#### To do
Read the records below. Copy each line where the string "data" occurs.
------------------------------
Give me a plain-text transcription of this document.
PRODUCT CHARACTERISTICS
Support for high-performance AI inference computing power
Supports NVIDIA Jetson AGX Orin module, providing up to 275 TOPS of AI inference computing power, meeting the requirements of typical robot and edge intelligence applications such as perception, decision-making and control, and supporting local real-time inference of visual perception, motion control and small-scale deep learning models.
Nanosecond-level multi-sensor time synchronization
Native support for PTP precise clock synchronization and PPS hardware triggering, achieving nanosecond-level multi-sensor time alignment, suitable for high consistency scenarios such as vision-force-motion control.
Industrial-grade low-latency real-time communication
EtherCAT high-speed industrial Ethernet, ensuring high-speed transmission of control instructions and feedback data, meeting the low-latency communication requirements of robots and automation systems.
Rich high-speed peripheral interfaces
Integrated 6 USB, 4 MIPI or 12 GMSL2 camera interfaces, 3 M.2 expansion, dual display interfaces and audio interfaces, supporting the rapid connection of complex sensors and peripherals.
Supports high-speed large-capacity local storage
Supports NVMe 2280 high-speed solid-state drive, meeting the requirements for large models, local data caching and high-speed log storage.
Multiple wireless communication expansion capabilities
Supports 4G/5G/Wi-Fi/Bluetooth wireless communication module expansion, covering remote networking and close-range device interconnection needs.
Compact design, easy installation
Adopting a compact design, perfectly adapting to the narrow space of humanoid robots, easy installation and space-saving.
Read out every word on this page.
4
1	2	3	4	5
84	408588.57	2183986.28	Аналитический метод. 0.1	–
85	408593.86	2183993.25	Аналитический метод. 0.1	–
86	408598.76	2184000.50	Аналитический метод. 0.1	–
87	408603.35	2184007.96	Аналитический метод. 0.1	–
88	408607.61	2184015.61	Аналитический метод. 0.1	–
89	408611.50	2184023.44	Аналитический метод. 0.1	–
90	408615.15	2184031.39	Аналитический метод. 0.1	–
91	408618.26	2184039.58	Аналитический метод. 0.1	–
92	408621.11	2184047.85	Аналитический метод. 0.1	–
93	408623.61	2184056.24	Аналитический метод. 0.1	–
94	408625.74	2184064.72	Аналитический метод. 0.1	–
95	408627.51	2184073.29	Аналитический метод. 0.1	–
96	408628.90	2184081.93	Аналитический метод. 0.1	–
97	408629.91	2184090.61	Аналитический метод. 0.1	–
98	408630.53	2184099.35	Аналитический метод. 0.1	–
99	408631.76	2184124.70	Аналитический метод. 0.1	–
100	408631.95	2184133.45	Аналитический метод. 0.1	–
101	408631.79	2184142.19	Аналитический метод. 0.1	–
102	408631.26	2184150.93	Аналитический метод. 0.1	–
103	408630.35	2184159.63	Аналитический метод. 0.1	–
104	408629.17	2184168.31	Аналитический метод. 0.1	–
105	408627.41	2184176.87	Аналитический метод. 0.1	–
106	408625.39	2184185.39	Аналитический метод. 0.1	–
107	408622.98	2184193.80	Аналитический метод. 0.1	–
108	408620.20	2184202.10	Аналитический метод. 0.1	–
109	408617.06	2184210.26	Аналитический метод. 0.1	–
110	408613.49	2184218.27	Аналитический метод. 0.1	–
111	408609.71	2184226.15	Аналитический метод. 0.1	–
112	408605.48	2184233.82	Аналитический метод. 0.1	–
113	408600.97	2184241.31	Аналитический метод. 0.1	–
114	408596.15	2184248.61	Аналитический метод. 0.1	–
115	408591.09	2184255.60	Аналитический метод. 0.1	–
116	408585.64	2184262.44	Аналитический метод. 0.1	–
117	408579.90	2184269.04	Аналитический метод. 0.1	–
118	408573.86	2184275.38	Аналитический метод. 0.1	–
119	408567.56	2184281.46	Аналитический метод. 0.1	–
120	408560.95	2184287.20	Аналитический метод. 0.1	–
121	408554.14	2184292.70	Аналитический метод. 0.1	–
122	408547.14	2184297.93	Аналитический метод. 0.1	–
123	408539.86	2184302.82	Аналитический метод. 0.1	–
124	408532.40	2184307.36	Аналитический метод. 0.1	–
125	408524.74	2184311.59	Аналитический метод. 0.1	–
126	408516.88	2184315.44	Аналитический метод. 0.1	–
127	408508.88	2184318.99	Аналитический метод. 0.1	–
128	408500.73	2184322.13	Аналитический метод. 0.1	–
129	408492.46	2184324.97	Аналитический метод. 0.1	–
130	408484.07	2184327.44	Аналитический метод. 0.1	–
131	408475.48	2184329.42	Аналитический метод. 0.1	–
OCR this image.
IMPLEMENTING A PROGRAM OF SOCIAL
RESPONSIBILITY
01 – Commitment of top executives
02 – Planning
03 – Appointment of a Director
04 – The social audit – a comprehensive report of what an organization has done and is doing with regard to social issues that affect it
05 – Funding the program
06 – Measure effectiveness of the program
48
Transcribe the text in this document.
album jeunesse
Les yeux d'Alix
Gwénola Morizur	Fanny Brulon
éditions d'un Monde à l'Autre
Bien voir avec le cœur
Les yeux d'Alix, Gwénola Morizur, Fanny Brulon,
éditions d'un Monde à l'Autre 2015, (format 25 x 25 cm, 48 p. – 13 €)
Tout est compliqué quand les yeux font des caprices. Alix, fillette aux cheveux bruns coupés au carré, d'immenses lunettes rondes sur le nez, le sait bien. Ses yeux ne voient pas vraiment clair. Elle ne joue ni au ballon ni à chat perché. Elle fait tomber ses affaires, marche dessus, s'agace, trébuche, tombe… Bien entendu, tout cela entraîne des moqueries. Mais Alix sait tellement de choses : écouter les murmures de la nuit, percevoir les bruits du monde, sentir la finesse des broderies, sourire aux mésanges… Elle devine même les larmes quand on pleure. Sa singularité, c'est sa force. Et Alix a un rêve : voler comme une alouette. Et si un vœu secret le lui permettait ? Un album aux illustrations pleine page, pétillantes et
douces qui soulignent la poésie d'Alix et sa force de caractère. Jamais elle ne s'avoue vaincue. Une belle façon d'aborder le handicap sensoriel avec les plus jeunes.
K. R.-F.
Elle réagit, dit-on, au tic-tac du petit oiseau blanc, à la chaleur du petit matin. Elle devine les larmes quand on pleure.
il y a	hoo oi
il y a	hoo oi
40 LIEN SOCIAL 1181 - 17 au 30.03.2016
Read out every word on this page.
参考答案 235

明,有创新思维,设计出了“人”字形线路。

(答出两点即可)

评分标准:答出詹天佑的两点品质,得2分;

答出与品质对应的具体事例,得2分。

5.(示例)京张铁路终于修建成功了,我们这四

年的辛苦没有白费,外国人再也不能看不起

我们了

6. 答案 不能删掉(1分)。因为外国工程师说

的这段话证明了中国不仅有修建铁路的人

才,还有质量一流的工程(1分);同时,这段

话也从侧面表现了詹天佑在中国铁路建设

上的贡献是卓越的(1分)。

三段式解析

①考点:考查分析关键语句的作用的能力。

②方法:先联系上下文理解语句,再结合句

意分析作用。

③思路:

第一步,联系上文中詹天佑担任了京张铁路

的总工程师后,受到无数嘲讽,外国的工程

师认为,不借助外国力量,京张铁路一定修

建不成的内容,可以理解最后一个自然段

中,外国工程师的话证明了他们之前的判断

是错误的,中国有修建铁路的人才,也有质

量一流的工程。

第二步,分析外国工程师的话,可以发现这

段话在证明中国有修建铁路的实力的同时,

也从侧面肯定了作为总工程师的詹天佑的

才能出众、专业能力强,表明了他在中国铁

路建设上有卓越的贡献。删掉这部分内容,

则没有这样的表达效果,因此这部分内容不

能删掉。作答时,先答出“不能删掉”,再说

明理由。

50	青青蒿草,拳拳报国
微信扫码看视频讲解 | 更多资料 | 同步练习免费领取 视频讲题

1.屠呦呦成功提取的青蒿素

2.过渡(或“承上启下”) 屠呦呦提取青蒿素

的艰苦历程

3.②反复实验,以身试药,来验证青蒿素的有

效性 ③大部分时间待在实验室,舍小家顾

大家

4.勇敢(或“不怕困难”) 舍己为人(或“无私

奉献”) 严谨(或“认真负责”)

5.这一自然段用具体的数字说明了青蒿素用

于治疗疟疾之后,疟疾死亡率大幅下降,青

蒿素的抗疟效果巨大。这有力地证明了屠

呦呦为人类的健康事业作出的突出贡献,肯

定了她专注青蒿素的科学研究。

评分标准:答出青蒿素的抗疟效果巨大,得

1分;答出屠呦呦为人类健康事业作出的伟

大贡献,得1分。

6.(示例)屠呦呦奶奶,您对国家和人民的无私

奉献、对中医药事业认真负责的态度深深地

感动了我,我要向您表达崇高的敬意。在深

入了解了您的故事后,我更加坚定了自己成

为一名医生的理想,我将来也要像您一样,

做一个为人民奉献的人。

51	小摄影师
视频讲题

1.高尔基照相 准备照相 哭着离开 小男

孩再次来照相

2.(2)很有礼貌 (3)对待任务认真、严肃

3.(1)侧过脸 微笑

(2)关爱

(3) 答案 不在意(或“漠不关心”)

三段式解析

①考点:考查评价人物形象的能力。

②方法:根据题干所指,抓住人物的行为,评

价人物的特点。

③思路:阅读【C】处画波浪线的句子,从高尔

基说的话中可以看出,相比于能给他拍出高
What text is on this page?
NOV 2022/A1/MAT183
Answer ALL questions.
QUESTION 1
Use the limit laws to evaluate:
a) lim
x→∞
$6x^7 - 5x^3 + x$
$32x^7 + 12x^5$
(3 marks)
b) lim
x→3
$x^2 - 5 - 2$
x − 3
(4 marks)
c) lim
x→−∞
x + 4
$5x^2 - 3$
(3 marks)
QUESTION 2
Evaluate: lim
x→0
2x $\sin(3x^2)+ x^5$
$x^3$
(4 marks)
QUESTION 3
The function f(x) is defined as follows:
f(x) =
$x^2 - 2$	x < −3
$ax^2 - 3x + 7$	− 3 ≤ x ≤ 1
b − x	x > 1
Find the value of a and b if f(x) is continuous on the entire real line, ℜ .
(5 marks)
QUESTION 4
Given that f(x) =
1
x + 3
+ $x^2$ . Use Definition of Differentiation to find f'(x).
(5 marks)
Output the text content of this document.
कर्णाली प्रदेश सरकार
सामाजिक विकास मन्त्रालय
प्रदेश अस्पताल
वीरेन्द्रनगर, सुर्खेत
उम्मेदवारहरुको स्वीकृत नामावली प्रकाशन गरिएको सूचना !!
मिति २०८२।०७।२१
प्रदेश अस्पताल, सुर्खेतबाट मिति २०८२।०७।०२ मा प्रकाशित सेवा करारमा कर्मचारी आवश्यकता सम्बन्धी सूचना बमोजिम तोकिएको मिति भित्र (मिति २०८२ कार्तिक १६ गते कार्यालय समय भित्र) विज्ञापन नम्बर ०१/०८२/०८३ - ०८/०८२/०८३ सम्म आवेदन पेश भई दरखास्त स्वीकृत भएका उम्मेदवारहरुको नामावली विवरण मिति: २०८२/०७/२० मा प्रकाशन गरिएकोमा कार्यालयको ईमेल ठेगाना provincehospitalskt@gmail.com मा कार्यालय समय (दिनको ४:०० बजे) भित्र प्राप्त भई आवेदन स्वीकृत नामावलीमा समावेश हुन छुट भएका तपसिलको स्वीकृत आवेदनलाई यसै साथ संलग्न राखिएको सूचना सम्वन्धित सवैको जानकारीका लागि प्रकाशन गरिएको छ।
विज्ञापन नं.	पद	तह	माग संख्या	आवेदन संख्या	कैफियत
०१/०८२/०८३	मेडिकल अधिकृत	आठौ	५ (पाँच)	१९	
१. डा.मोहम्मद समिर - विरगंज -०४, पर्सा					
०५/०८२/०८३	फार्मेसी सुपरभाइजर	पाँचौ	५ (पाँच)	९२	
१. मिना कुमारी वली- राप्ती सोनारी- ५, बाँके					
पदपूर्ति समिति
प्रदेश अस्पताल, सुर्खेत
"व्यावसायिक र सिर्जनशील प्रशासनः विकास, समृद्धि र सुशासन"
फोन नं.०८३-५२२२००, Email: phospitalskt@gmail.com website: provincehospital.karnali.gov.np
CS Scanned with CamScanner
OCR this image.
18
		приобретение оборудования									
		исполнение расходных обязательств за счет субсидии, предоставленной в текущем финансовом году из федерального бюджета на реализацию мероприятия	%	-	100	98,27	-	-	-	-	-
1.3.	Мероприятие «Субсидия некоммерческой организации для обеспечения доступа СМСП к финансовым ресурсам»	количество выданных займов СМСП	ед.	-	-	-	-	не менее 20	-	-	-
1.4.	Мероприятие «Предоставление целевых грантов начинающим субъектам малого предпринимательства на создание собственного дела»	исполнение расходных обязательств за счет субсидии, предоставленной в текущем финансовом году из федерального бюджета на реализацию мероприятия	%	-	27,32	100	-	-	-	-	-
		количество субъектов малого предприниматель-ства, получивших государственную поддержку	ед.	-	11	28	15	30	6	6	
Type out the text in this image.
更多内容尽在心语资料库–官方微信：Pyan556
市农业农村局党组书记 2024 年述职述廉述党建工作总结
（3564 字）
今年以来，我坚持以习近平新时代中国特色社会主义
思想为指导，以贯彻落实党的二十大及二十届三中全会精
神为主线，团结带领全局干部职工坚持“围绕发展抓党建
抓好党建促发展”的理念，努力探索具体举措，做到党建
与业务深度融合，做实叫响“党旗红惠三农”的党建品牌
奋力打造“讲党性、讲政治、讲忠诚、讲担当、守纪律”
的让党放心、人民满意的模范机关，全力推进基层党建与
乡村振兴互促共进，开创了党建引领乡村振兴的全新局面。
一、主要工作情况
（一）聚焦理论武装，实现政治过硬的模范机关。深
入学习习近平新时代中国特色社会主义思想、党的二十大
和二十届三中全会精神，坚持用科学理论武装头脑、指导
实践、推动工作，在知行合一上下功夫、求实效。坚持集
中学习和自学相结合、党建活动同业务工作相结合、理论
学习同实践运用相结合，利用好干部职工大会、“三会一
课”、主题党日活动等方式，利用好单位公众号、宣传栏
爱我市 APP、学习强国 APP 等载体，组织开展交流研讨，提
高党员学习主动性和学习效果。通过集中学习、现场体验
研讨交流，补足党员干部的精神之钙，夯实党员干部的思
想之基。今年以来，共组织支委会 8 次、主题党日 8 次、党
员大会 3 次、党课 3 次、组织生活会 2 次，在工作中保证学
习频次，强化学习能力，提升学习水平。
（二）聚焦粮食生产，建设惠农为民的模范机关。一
------------------------------
#### Final result
EtherCAT high-speed industrial Ethernet, ensuring high-speed transmission of control instructions and feedback data, meeting the low-latency communication requirements of robots and automation systems.
Supports NVMe 2280 high-speed solid-state drive, meeting the requirements for large models, local data caching and high-speed log storage.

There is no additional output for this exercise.